> **Short problem**
Search the data for the string "CACHED" and gather each line it is in.

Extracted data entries
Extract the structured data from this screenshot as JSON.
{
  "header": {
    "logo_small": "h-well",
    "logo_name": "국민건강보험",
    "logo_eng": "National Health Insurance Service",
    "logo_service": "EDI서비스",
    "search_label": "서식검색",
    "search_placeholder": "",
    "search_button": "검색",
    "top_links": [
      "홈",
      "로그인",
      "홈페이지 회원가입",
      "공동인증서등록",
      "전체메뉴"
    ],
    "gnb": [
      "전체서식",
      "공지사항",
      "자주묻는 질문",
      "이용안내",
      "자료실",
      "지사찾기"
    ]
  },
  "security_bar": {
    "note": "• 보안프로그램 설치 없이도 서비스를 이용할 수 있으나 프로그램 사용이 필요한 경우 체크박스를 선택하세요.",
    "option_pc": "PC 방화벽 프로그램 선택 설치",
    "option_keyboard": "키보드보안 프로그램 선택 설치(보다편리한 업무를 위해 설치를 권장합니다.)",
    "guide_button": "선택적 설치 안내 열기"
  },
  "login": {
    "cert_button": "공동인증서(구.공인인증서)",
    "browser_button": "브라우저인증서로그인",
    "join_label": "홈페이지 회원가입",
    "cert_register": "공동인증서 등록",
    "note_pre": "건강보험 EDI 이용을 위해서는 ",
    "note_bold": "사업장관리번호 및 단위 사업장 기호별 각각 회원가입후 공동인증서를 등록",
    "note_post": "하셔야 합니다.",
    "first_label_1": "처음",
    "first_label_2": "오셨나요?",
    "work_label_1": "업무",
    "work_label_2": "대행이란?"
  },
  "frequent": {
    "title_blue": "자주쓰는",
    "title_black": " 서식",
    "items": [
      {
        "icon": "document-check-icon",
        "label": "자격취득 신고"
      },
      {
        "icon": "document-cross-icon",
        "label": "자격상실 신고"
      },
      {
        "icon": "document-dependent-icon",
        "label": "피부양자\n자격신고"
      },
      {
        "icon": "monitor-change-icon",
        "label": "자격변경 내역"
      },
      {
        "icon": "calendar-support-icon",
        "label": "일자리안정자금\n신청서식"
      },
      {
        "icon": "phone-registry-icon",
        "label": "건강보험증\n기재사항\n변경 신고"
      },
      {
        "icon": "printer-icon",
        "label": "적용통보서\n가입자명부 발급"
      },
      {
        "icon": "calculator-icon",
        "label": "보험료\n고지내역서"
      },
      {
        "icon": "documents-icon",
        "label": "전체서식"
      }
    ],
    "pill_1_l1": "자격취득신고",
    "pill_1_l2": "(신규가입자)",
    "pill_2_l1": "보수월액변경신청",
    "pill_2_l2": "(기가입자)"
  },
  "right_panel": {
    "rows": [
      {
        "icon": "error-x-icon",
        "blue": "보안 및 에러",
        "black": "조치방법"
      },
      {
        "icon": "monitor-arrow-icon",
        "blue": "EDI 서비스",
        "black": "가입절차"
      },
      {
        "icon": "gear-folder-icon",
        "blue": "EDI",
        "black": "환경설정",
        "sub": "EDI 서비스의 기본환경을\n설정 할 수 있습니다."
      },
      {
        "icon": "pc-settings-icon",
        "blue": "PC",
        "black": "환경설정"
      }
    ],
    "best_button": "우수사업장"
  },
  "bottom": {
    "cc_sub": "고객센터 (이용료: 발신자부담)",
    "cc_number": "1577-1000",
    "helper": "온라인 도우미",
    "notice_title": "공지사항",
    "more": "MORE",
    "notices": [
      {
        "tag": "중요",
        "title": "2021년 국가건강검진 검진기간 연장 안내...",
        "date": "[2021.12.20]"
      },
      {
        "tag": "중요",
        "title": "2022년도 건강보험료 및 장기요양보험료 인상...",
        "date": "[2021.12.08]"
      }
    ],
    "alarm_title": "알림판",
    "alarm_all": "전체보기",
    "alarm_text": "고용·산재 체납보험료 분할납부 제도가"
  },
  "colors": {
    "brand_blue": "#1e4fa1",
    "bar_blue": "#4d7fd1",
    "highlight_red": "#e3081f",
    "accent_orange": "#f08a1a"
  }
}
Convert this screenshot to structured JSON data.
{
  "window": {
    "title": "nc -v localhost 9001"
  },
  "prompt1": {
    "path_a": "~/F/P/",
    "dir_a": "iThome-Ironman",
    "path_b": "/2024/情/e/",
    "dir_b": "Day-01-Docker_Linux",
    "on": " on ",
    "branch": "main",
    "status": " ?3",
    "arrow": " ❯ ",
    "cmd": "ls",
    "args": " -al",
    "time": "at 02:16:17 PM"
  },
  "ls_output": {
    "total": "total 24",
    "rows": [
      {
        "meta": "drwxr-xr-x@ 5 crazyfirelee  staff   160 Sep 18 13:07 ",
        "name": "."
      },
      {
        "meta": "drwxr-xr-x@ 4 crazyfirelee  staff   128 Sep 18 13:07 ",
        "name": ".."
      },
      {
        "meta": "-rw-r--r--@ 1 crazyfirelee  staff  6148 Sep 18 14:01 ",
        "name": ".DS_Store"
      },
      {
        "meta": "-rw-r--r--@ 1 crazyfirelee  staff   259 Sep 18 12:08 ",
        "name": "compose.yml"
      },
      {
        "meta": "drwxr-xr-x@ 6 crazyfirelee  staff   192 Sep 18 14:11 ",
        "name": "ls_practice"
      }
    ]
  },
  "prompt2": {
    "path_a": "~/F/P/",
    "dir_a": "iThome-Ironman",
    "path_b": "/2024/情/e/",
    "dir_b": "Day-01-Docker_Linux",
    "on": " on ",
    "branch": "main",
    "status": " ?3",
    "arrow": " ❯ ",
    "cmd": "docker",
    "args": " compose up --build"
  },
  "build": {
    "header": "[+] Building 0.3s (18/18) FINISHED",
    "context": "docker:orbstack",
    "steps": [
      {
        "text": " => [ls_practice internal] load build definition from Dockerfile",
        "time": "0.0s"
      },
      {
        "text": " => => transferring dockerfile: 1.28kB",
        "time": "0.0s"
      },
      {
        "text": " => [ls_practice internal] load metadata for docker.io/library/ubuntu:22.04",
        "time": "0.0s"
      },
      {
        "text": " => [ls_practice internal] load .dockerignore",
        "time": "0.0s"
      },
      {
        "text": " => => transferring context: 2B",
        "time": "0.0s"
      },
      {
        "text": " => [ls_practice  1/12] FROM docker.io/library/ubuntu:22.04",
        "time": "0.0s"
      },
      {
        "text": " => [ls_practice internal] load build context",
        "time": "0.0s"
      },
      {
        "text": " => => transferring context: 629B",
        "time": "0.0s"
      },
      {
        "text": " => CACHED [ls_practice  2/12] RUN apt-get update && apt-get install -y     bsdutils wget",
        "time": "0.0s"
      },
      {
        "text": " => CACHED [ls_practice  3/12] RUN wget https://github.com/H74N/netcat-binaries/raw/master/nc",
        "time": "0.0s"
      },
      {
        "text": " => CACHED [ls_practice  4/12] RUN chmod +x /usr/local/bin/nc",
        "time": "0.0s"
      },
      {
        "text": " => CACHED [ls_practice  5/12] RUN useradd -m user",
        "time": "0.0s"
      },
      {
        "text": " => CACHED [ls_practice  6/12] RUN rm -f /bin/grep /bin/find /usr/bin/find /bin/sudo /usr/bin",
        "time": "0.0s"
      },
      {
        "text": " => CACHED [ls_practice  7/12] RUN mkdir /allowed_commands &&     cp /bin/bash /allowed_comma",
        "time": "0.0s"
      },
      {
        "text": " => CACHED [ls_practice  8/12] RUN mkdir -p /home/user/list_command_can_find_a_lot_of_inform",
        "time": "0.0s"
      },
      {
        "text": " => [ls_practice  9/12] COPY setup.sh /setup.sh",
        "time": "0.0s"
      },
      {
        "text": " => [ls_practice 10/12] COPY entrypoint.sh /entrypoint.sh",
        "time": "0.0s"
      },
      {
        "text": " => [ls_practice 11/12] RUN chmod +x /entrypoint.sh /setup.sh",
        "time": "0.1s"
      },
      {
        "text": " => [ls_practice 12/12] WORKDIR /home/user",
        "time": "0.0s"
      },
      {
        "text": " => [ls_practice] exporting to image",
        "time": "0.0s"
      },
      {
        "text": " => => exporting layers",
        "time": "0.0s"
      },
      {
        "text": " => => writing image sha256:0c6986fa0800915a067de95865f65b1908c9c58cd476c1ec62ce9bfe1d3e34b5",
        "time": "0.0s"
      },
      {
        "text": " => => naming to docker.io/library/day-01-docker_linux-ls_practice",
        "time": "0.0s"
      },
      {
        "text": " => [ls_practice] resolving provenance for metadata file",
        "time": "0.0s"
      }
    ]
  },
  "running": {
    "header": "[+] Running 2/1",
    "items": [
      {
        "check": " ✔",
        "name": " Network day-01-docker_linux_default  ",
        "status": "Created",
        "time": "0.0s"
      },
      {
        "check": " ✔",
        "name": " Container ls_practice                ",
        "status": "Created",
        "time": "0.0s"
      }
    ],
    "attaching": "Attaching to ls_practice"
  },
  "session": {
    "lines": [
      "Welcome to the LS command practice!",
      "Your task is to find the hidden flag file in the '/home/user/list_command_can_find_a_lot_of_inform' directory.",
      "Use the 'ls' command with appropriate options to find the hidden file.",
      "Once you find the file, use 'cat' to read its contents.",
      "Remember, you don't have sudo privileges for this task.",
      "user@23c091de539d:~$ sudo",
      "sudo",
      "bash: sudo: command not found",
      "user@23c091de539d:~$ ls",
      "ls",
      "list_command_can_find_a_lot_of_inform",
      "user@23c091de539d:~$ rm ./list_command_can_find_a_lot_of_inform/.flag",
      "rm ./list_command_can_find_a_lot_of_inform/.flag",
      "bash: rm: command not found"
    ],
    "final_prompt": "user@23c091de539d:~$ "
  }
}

> **Reply**
        "text": " => CACHED [ls_practice  2/12] RUN apt-get update && apt-get install -y     bsdutils wget",
        "text": " => CACHED [ls_practice  3/12] RUN wget https://github.com/H74N/netcat-binaries/raw/master/nc",
        "text": " => CACHED [ls_practice  4/12] RUN chmod +x /usr/local/bin/nc",
        "text": " => CACHED [ls_practice  5/12] RUN useradd -m user",
        "text": " => CACHED [ls_practice  6/12] RUN rm -f /bin/grep /bin/find /usr/bin/find /bin/sudo /usr/bin",
        "text": " => CACHED [ls_practice  7/12] RUN mkdir /allowed_commands &&     cp /bin/bash /allowed_comma",
        "text": " => CACHED [ls_practice  8/12] RUN mkdir -p /home/user/list_command_can_find_a_lot_of_inform",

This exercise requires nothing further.